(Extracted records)
------------

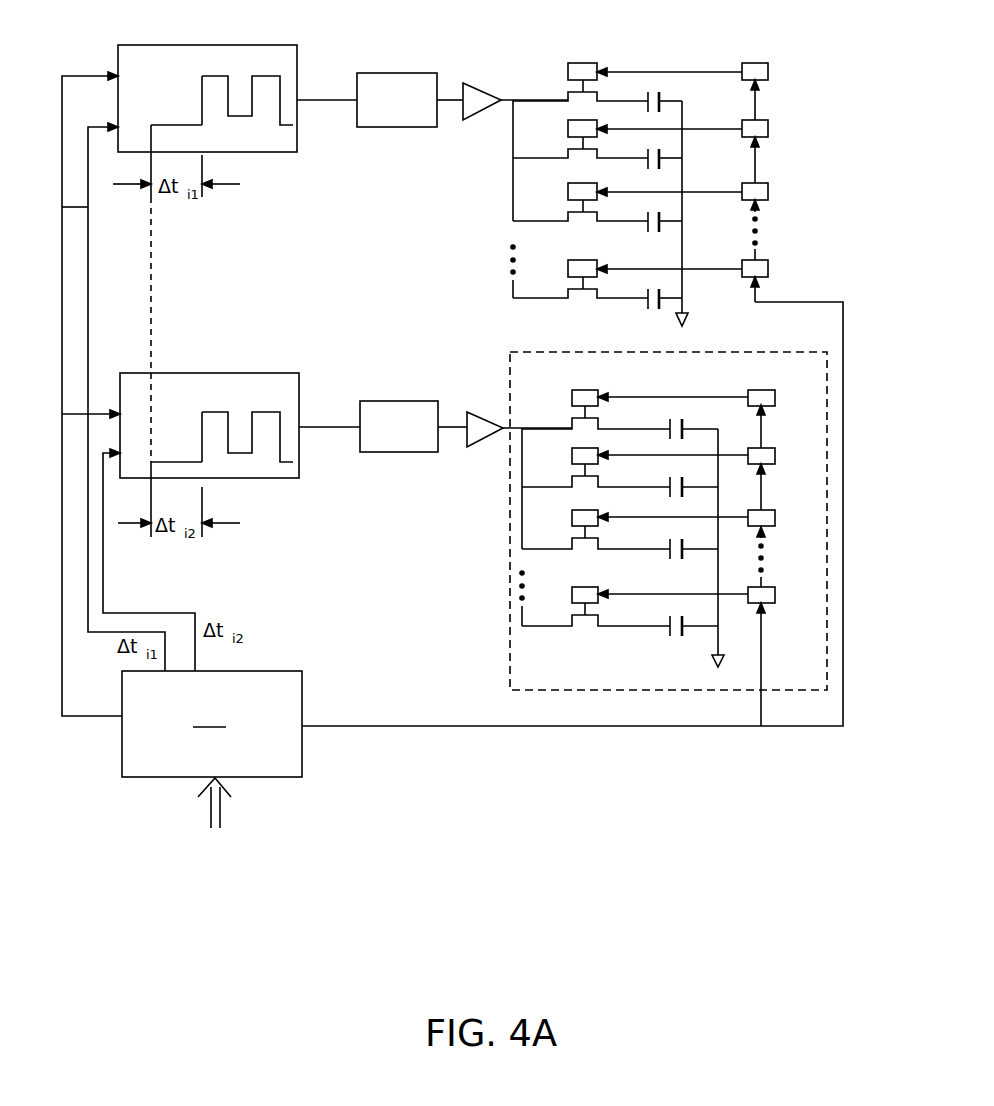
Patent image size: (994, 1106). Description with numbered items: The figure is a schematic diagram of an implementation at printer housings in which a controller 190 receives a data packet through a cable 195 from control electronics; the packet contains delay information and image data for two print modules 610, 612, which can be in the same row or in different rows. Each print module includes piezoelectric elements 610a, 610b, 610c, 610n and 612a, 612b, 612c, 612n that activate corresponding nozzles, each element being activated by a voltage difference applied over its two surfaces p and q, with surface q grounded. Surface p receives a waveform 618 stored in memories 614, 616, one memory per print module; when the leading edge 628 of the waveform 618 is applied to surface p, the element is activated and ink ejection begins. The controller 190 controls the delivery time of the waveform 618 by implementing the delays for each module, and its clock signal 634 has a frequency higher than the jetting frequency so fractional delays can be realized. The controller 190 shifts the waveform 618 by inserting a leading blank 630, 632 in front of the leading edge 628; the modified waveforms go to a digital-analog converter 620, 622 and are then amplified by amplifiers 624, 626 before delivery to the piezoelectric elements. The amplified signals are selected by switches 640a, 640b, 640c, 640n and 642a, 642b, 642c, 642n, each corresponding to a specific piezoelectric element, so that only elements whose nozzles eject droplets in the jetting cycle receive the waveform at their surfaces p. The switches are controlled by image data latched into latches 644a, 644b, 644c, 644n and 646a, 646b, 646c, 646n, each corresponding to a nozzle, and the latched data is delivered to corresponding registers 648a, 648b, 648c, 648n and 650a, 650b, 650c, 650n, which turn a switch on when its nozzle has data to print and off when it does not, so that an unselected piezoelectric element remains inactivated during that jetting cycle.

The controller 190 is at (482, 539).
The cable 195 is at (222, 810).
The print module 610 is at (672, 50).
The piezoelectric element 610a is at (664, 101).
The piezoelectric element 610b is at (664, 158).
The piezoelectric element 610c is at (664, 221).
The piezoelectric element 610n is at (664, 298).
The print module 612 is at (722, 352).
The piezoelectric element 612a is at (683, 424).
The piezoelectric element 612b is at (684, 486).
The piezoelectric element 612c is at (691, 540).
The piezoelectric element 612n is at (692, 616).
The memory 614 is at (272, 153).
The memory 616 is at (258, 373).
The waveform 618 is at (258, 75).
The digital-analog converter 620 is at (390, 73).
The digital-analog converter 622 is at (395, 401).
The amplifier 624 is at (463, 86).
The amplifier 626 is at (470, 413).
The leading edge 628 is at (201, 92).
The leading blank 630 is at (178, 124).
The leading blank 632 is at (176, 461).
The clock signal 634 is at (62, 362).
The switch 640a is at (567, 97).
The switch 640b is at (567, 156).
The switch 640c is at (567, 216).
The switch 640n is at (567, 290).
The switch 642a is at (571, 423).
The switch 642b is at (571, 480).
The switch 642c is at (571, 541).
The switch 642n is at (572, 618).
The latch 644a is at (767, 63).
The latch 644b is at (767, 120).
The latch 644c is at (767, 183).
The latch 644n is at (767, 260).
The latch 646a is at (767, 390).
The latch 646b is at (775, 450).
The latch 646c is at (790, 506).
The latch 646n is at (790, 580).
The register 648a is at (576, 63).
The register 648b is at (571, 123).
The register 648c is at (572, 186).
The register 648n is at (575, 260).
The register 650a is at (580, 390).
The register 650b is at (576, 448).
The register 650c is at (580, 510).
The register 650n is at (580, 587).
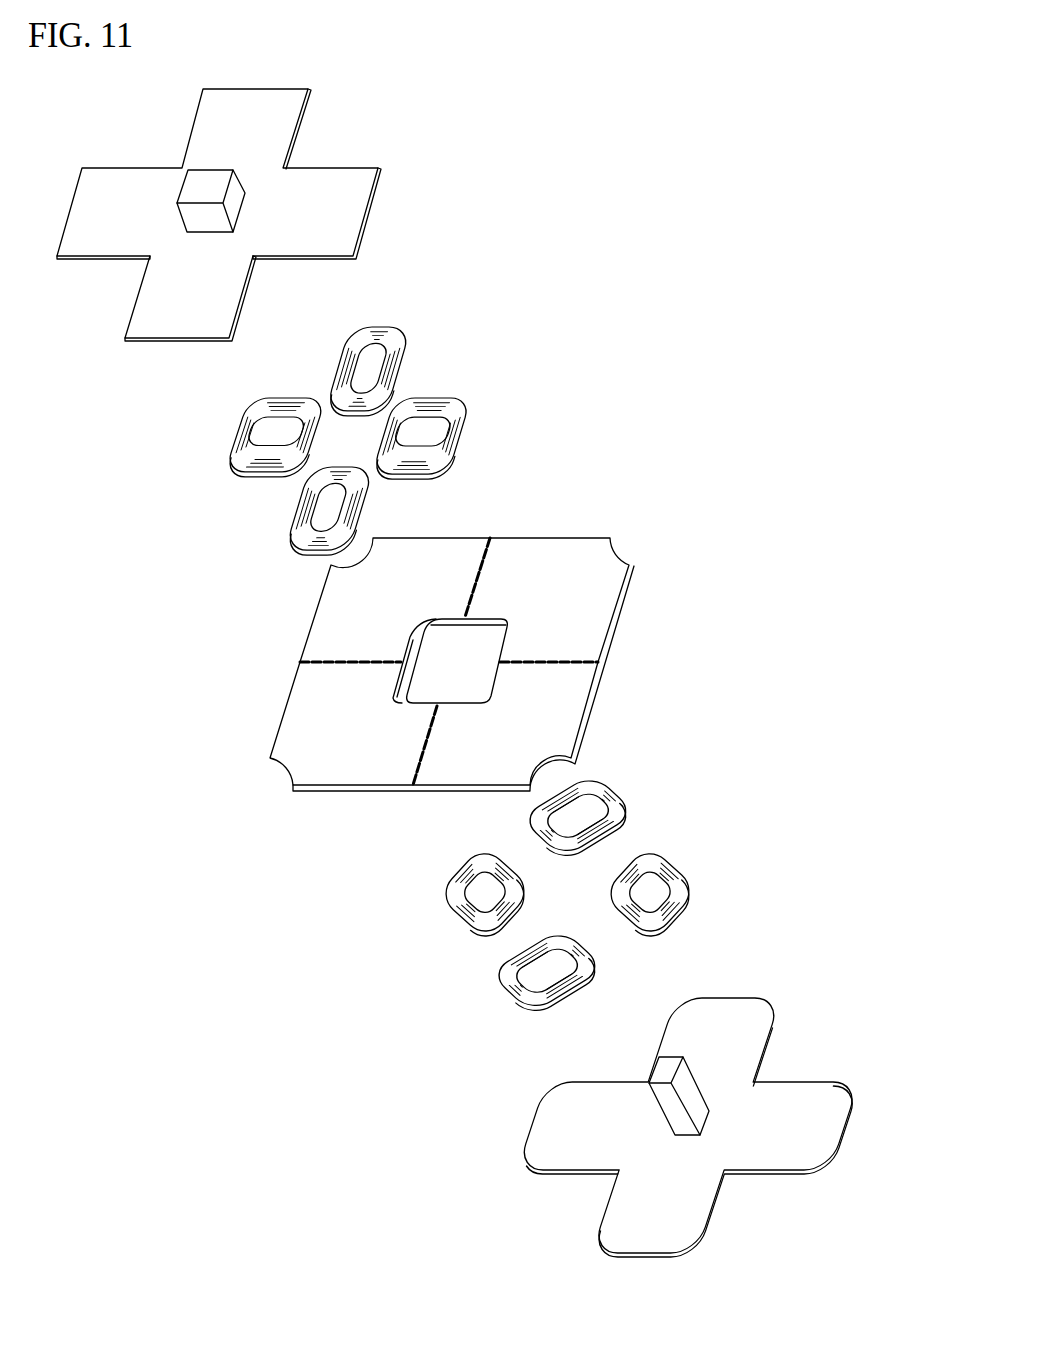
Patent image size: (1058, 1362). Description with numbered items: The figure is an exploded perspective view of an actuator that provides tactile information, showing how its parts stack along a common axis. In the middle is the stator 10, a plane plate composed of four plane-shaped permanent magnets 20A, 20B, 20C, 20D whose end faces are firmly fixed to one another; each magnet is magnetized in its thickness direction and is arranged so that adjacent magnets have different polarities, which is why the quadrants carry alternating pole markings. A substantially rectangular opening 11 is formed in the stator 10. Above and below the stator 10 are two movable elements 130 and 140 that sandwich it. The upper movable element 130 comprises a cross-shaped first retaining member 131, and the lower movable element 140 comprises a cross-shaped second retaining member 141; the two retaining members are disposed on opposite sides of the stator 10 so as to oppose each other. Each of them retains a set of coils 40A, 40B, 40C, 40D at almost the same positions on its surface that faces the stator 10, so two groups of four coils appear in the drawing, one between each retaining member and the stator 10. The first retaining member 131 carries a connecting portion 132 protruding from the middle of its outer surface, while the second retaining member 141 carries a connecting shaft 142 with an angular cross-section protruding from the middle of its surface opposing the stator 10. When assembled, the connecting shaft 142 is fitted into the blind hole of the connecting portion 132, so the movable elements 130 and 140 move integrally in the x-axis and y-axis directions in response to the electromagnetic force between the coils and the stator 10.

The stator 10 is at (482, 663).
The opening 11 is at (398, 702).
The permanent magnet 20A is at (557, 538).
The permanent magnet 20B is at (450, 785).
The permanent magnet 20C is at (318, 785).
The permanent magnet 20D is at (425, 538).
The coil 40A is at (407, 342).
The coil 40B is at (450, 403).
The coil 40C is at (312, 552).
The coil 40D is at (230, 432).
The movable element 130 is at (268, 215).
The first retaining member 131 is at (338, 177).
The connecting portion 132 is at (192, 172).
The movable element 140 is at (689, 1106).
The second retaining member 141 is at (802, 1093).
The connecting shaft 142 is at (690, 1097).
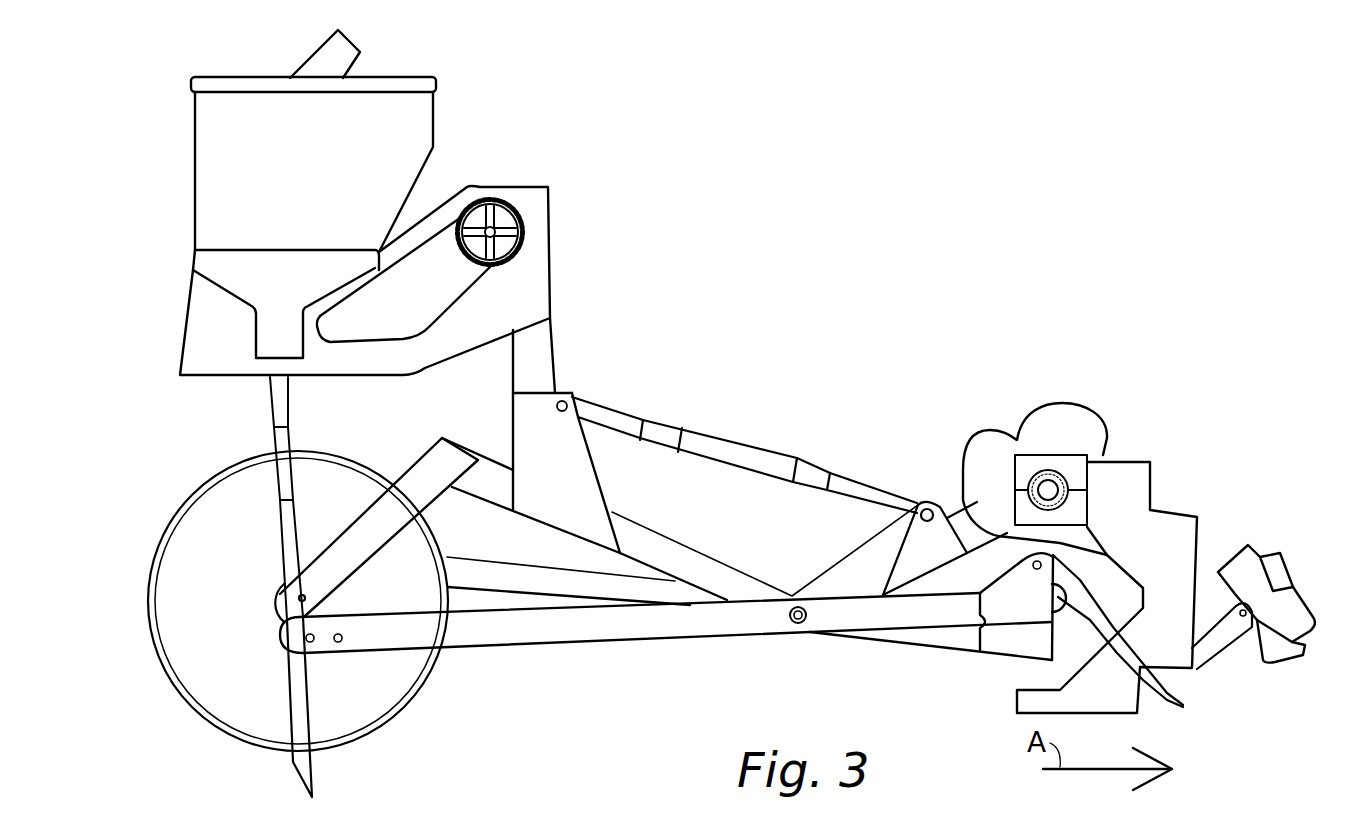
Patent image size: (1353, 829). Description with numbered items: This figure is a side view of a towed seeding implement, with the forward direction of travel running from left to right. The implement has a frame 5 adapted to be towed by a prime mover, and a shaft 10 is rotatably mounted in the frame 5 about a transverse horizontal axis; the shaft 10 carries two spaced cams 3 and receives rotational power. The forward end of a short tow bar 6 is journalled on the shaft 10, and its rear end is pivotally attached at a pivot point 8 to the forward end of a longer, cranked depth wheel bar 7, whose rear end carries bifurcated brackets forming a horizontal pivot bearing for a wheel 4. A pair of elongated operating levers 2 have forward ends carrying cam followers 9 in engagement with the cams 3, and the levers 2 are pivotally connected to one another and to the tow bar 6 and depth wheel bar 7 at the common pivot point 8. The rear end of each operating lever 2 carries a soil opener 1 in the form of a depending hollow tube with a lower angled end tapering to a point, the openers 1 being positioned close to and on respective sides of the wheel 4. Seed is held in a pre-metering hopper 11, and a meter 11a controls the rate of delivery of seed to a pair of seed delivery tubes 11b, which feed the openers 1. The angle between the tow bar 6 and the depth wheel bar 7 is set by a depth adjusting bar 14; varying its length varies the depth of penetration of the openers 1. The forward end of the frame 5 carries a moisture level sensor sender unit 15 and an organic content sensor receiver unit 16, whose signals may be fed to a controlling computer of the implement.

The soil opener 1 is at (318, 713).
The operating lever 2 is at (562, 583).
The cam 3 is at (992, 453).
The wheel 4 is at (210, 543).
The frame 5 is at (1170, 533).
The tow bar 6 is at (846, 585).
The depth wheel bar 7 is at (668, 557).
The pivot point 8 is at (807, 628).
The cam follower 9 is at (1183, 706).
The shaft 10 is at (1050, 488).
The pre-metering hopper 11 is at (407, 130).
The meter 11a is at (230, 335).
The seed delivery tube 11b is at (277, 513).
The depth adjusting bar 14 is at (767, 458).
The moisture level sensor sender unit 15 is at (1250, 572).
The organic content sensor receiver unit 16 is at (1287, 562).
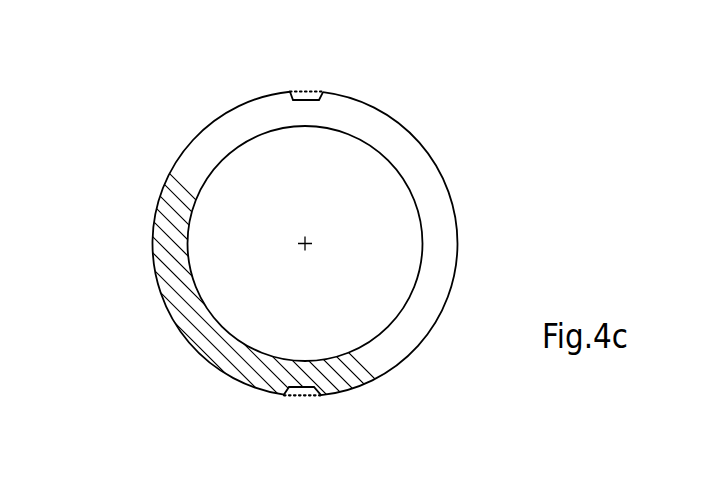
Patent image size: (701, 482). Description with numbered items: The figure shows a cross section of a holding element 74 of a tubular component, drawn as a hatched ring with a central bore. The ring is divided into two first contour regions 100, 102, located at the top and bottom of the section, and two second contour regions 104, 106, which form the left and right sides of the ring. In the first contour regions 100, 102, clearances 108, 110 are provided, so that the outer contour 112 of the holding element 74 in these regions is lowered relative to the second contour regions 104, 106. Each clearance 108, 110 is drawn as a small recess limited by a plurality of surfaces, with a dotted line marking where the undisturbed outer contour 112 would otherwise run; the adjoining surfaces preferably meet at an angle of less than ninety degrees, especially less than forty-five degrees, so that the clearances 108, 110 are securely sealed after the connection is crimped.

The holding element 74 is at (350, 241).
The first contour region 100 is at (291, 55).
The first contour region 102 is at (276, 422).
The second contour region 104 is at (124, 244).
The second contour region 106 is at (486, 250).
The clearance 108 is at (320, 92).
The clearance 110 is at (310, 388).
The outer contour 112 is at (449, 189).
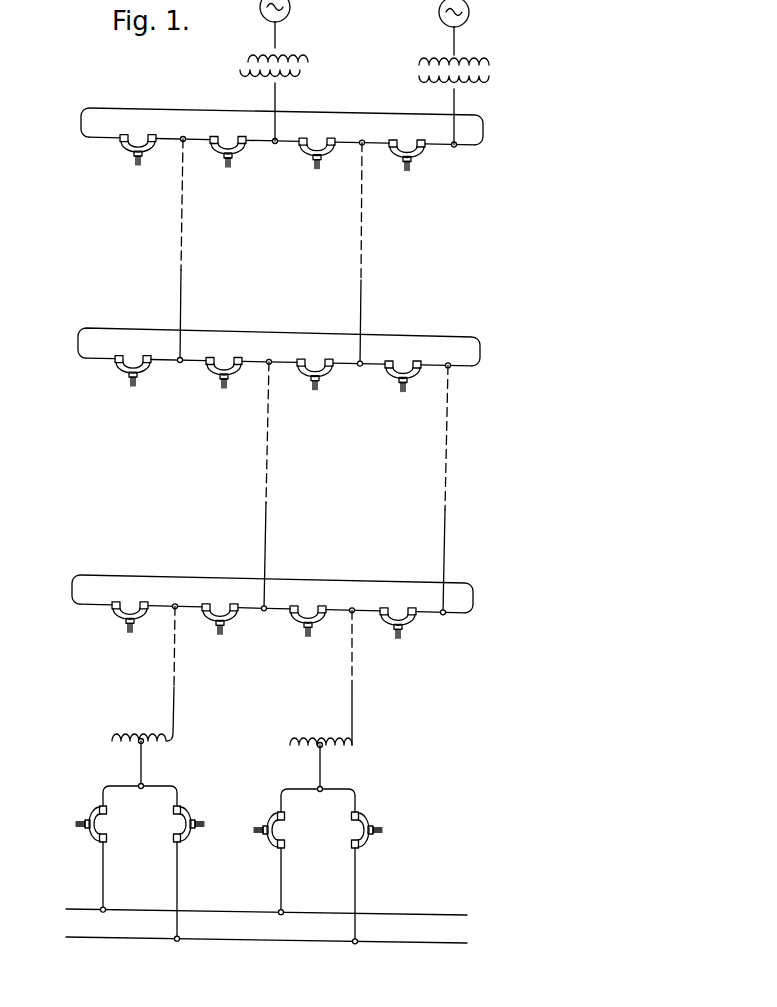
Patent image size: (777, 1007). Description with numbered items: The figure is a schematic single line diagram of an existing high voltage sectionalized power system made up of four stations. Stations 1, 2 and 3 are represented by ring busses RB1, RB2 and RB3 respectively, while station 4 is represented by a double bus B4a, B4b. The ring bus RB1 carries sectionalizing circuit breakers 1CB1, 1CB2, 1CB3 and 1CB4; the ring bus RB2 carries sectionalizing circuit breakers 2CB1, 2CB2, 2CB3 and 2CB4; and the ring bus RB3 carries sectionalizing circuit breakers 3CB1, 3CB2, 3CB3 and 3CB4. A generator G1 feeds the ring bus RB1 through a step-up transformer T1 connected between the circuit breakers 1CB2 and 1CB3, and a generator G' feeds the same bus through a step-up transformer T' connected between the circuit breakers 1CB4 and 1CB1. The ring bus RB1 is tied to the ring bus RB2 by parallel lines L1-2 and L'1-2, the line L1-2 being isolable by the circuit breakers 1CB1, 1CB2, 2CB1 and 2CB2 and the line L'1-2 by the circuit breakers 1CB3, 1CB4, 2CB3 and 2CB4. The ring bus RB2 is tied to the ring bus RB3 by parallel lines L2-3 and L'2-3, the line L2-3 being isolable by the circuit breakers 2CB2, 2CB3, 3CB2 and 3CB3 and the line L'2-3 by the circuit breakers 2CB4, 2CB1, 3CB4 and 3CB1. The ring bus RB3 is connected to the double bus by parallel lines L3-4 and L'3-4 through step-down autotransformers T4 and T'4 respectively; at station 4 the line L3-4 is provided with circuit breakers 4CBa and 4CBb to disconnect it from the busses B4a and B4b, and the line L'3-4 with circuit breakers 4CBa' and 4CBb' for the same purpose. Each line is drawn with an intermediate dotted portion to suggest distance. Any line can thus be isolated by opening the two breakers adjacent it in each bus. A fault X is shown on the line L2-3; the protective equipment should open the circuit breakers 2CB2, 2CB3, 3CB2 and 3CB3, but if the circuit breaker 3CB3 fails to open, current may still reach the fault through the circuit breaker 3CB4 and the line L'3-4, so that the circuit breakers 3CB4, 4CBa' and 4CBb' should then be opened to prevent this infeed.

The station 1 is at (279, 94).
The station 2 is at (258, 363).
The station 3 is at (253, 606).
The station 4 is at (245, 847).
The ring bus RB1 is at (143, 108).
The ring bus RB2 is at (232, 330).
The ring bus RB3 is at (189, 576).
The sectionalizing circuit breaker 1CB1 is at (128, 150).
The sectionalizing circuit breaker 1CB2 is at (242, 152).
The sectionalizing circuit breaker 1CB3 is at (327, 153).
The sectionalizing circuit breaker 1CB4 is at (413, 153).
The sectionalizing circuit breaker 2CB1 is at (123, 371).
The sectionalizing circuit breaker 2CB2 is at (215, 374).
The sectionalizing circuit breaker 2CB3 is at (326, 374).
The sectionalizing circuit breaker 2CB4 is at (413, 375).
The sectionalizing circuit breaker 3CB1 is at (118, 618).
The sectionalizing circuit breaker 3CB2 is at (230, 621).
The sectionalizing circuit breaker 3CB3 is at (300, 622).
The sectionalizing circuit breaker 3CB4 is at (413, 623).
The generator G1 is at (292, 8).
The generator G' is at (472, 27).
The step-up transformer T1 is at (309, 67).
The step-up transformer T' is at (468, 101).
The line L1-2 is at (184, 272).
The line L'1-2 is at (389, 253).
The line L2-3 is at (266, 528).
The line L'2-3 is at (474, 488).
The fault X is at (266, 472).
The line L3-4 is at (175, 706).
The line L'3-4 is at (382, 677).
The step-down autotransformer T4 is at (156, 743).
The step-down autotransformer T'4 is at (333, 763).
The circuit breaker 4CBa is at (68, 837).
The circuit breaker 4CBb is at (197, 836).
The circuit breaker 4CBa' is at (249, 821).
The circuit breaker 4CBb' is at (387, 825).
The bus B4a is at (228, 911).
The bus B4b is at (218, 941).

------------

Set exercise: Express the rows above as a JSON list of strings, one string per line, covering the stretch from the line containing "Patent image size: (701, 482)." through the line containing "The outer contour 112 is at (449, 189)." and omitting blank lines.

Full output:
[
  "Patent image size: (701, 482). Description with numbered items: The figure shows a cross section of a holding element 74 of a tubular component, drawn as a hatched ring with a central bore. The ring is divided into two first contour regions 100, 102, located at the top and bottom of the section, and two second contour regions 104, 106, which form the left and right sides of the ring. In the first contour regions 100, 102, clearances 108, 110 are provided, so that the outer contour 112 of the holding element 74 in these regions is lowered relative to the second contour regions 104, 106. Each clearance 108, 110 is drawn as a small recess limited by a plurality of surfaces, with a dotted line marking where the undisturbed outer contour 112 would otherwise run; the adjoining surfaces preferably meet at an angle of less than ninety degrees, especially less than forty-five degrees, so that the clearances 108, 110 are securely sealed after the connection is crimped.",
  "The holding element 74 is at (350, 241).",
  "The first contour region 100 is at (291, 55).",
  "The first contour region 102 is at (276, 422).",
  "The second contour region 104 is at (124, 244).",
  "The second contour region 106 is at (486, 250).",
  "The clearance 108 is at (320, 92).",
  "The clearance 110 is at (310, 388).",
  "The outer contour 112 is at (449, 189)."
]